WHAT IS EXPECTED
In your copy, repeat the records exactly and leave out the pictures.
#### INPUT ####
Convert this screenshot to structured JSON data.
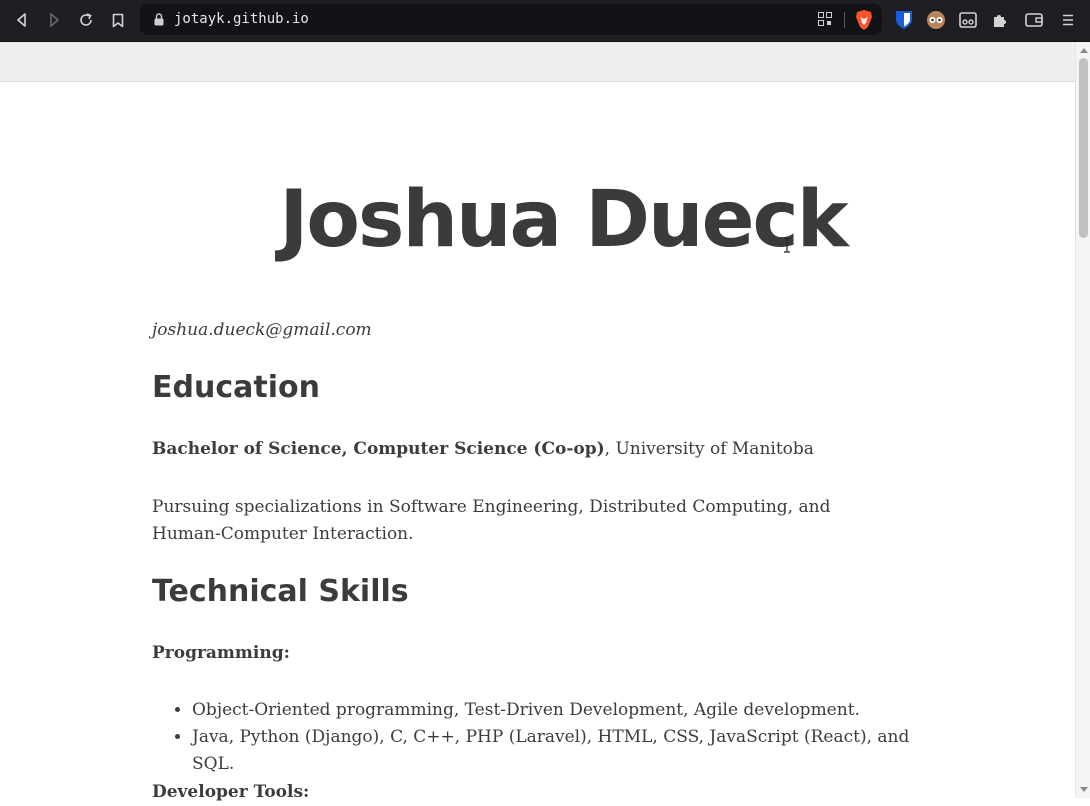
{
  "browser": {
    "url": "jotayk.github.io",
    "icons": {
      "back": "back-icon",
      "forward": "forward-icon",
      "reload": "reload-icon",
      "bookmark": "bookmark-icon",
      "lock": "lock-icon",
      "qr": "qr-code-icon",
      "brave": "brave-shields-icon",
      "bitwarden": "bitwarden-icon",
      "privacy": "privacy-extension-icon",
      "reader": "reader-icon",
      "extensions": "extensions-icon",
      "wallet": "wallet-icon",
      "menu": "menu-icon"
    },
    "colors": {
      "chrome": "#1e1f22",
      "urlbar": "#121316",
      "brave": "#fb542b",
      "bitwarden": "#175ddc"
    }
  },
  "resume": {
    "name": "Joshua Dueck",
    "email": "joshua.dueck@gmail.com",
    "education": {
      "heading": "Education",
      "degree": "Bachelor of Science, Computer Science (Co-op)",
      "school": ", University of Manitoba",
      "specializations": "Pursuing specializations in Software Engineering, Distributed Computing, and Human-Computer Interaction."
    },
    "skills": {
      "heading": "Technical Skills",
      "programming_label": "Programming:",
      "programming_items": [
        "Object-Oriented programming, Test-Driven Development, Agile development.",
        "Java, Python (Django), C, C++, PHP (Laravel), HTML, CSS, JavaScript (React), and SQL."
      ],
      "tools_label": "Developer Tools:"
    }
  }
}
####
SOLUTION TO THE PROBLEM
Convert this screenshot to structured JSON data.
{
  "browser": {
    "url": "jotayk.github.io",
    "icons": {
      "back": "back-icon",
      "forward": "forward-icon",
      "reload": "reload-icon",
      "bookmark": "bookmark-icon",
      "lock": "lock-icon",
      "qr": "qr-code-icon",
      "brave": "brave-shields-icon",
      "bitwarden": "bitwarden-icon",
      "privacy": "privacy-extension-icon",
      "reader": "reader-icon",
      "extensions": "extensions-icon",
      "wallet": "wallet-icon",
      "menu": "menu-icon"
    },
    "colors": {
      "chrome": "#1e1f22",
      "urlbar": "#121316",
      "brave": "#fb542b",
      "bitwarden": "#175ddc"
    }
  },
  "resume": {
    "name": "Joshua Dueck",
    "email": "joshua.dueck@gmail.com",
    "education": {
      "heading": "Education",
      "degree": "Bachelor of Science, Computer Science (Co-op)",
      "school": ", University of Manitoba",
      "specializations": "Pursuing specializations in Software Engineering, Distributed Computing, and Human-Computer Interaction."
    },
    "skills": {
      "heading": "Technical Skills",
      "programming_label": "Programming:",
      "programming_items": [
        "Object-Oriented programming, Test-Driven Development, Agile development.",
        "Java, Python (Django), C, C++, PHP (Laravel), HTML, CSS, JavaScript (React), and SQL."
      ],
      "tools_label": "Developer Tools:"
    }
  }
}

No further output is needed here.